What you need to do -
Look over the lines below. Report each one that includes the string "boîte".

* Start *

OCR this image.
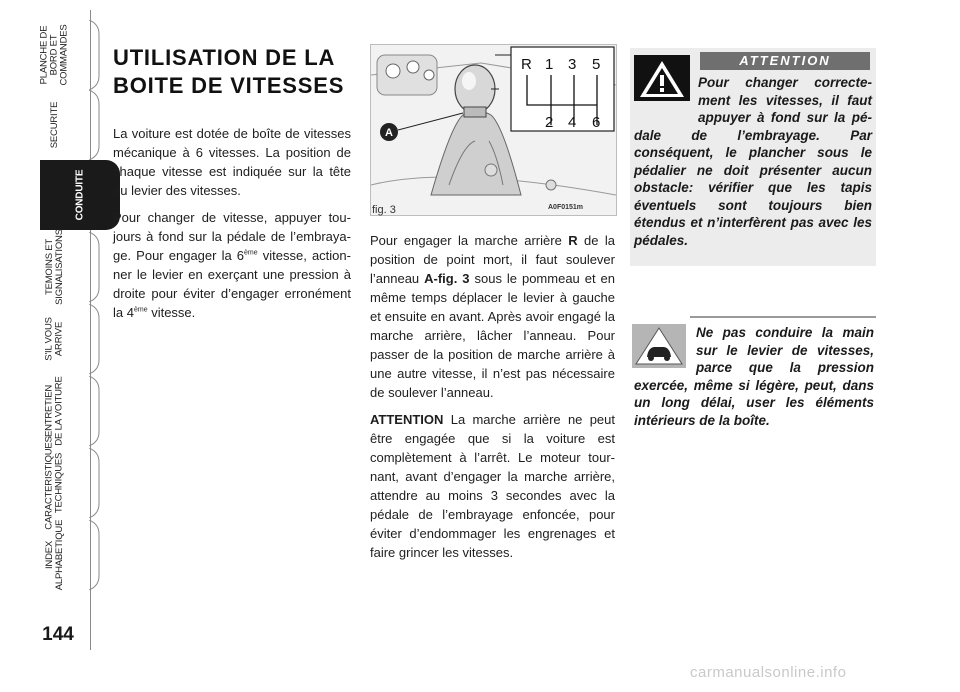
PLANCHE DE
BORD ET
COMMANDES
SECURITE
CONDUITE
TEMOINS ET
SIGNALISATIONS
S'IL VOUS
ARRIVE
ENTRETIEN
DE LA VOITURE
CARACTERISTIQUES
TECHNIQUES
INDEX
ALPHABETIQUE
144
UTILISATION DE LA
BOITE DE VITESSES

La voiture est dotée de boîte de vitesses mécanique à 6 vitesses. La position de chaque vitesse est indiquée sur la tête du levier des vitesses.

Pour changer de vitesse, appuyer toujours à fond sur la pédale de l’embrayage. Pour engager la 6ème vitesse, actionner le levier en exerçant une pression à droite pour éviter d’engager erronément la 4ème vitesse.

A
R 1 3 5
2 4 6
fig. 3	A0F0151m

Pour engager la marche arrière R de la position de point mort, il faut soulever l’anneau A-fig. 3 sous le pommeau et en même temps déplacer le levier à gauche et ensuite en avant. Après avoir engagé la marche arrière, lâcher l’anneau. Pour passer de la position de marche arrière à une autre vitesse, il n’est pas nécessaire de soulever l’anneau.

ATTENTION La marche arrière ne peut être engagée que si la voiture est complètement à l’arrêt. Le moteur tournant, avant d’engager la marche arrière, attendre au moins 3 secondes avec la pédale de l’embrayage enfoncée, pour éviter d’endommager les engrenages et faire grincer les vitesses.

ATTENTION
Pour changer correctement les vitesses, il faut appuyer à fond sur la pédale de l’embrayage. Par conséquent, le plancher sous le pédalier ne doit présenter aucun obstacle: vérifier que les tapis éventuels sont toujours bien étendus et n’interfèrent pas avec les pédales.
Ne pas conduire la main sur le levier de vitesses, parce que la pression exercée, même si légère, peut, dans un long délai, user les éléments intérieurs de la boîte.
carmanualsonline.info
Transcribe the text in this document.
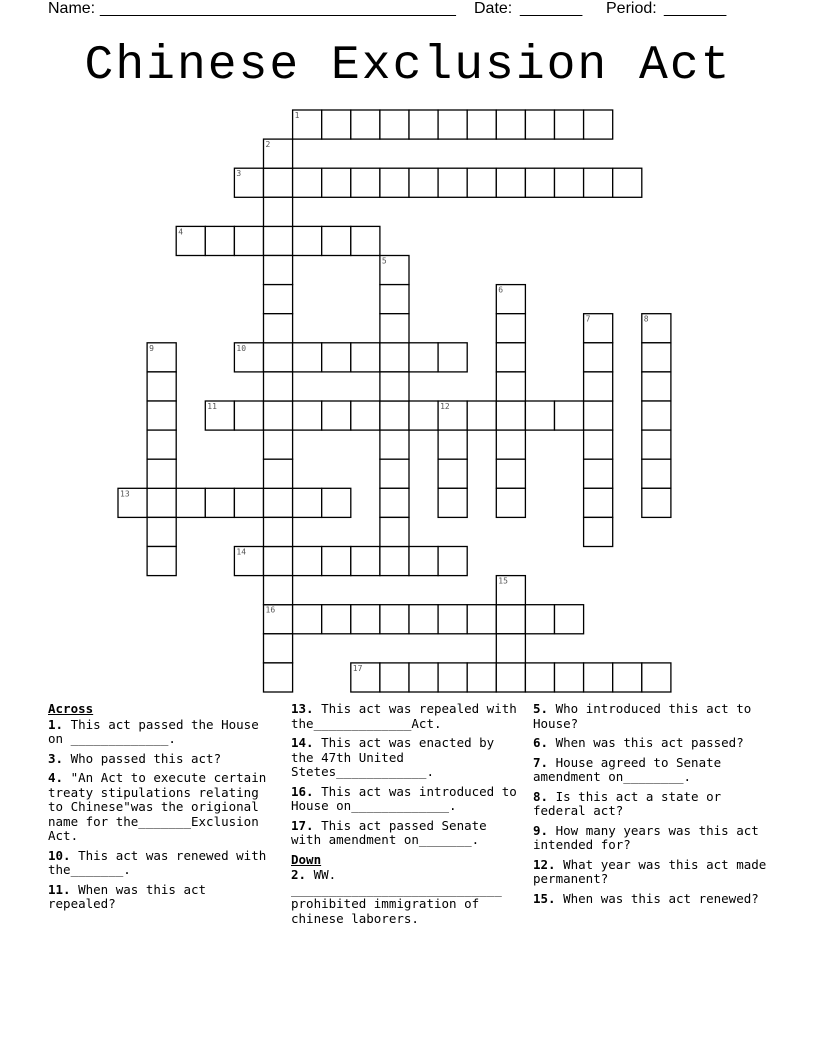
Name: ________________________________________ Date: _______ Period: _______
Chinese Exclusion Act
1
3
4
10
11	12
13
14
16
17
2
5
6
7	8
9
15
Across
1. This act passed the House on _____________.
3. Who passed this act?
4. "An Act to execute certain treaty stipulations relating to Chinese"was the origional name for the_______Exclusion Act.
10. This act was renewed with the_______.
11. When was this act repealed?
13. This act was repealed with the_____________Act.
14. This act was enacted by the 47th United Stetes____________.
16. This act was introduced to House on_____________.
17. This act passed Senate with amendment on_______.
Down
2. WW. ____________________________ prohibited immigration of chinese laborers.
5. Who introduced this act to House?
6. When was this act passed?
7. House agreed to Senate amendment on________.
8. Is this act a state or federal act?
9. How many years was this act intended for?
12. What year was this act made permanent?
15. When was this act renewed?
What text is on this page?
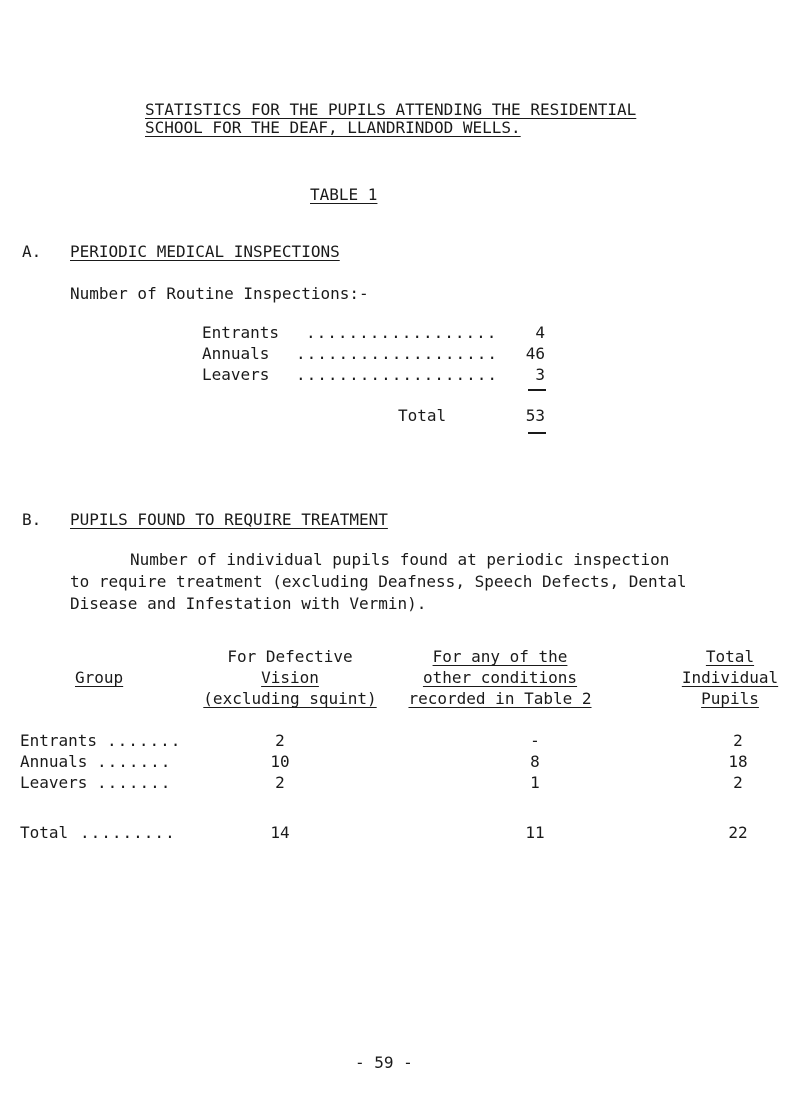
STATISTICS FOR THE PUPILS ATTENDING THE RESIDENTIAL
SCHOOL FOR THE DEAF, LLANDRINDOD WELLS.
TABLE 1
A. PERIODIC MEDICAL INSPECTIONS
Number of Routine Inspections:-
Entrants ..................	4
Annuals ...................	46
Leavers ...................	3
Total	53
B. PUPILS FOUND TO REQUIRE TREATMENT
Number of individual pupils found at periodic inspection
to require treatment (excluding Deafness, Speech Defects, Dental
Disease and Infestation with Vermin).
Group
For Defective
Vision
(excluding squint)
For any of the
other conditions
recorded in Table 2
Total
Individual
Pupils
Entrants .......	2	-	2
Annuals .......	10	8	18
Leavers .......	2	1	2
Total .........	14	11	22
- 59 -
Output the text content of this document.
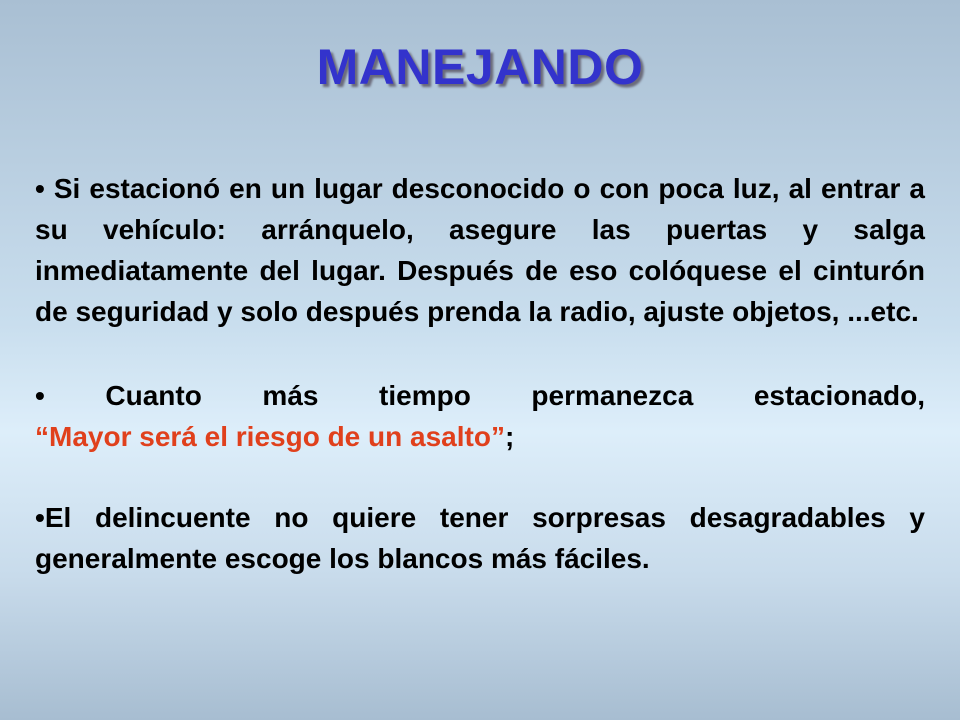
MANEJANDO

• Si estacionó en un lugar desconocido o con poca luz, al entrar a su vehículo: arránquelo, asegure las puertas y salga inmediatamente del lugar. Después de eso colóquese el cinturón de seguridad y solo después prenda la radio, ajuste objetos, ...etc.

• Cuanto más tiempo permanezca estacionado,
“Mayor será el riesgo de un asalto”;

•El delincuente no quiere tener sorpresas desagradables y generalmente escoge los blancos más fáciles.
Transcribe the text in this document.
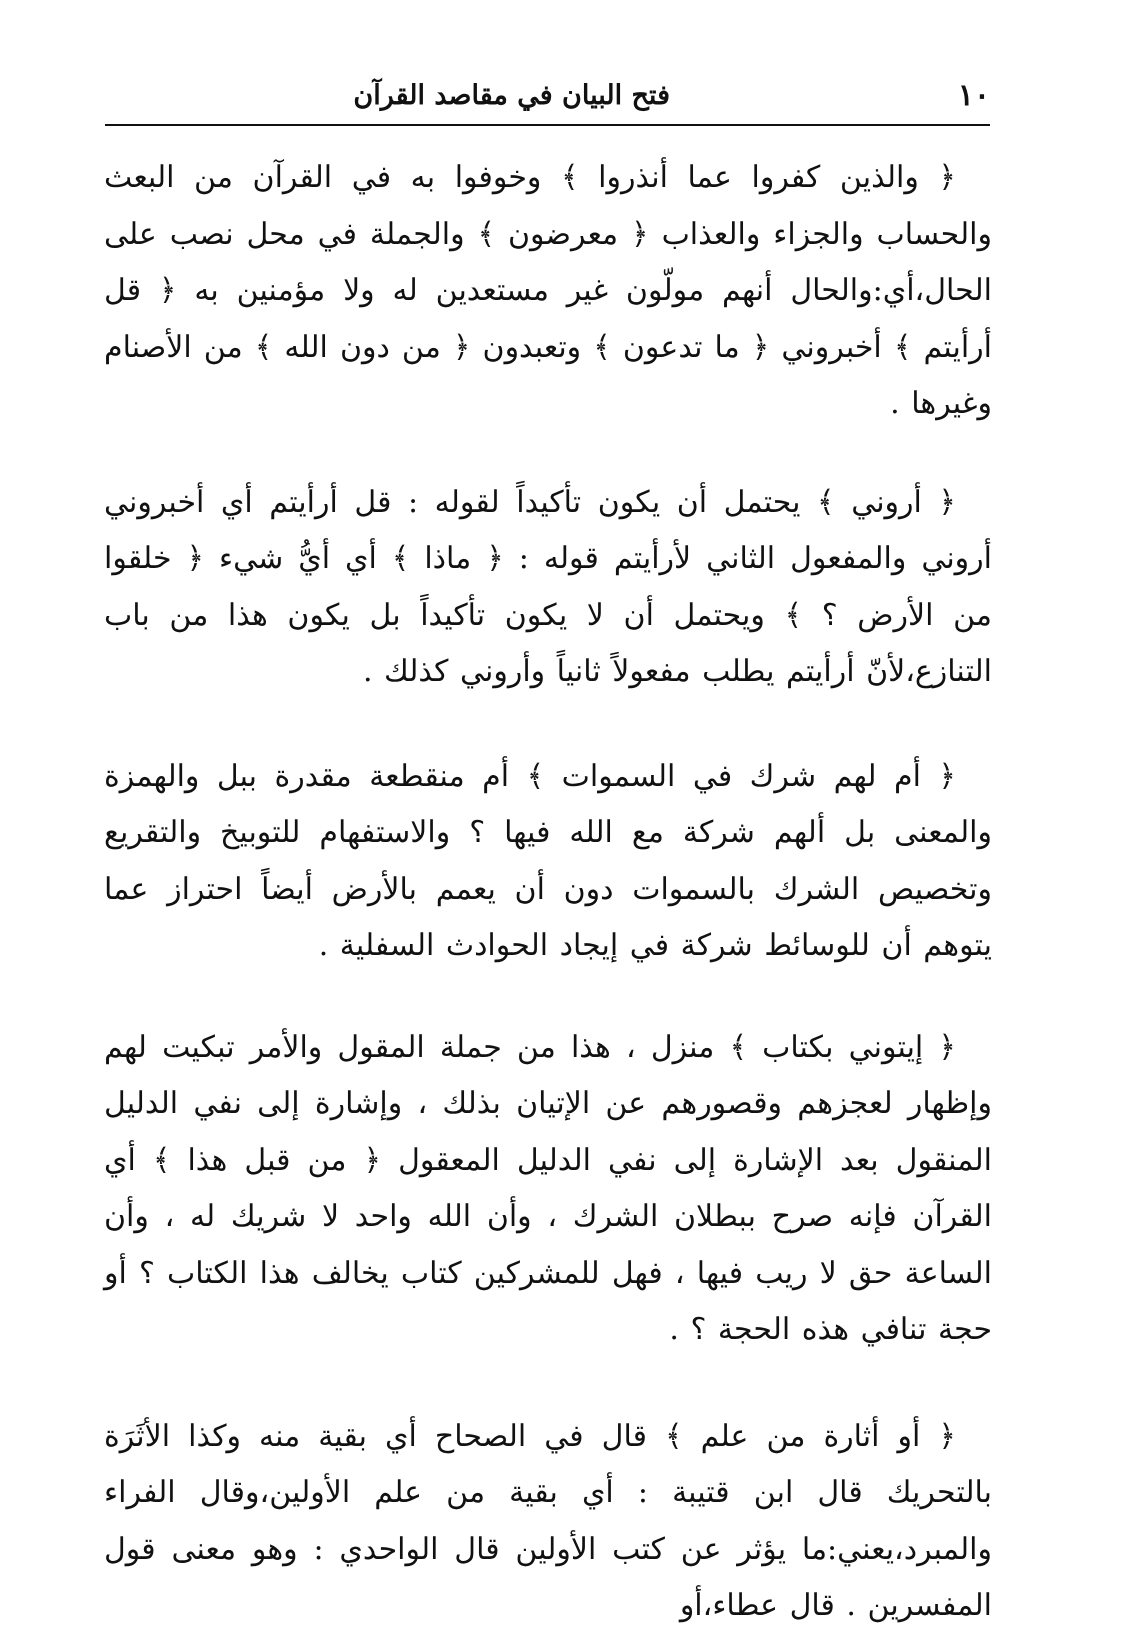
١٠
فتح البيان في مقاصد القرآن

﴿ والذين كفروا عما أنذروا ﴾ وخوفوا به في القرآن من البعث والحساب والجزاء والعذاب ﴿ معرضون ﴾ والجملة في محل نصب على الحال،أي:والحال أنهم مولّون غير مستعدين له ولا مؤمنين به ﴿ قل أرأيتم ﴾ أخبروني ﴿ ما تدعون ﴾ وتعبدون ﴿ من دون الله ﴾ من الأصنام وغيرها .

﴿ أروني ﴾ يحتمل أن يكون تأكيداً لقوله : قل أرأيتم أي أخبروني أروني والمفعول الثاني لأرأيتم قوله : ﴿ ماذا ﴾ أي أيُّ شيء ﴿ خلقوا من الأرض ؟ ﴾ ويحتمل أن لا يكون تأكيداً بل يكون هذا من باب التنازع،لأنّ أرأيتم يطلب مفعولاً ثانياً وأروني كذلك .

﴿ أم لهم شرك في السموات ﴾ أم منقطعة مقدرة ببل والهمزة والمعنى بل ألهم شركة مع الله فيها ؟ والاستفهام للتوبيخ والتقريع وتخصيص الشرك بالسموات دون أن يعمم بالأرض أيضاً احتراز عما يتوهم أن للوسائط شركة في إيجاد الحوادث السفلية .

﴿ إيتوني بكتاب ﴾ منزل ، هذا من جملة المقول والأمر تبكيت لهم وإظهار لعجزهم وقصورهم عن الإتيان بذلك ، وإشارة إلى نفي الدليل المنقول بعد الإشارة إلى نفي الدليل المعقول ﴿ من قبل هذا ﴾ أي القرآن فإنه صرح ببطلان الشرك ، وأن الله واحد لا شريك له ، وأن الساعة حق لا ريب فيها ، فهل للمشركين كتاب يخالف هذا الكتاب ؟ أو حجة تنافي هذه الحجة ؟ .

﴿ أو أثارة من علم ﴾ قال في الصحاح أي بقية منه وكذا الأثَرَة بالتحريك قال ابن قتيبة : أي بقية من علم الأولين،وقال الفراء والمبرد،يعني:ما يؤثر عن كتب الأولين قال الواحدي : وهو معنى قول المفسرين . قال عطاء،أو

* End *

Final answer -
La voiture est dotée de boîte de vitesses mécanique à 6 vitesses. La position de chaque vitesse est indiquée sur la tête du levier des vitesses.
Ne pas conduire la main sur le levier de vitesses, parce que la pression exercée, même si légère, peut, dans un long délai, user les éléments intérieurs de la boîte.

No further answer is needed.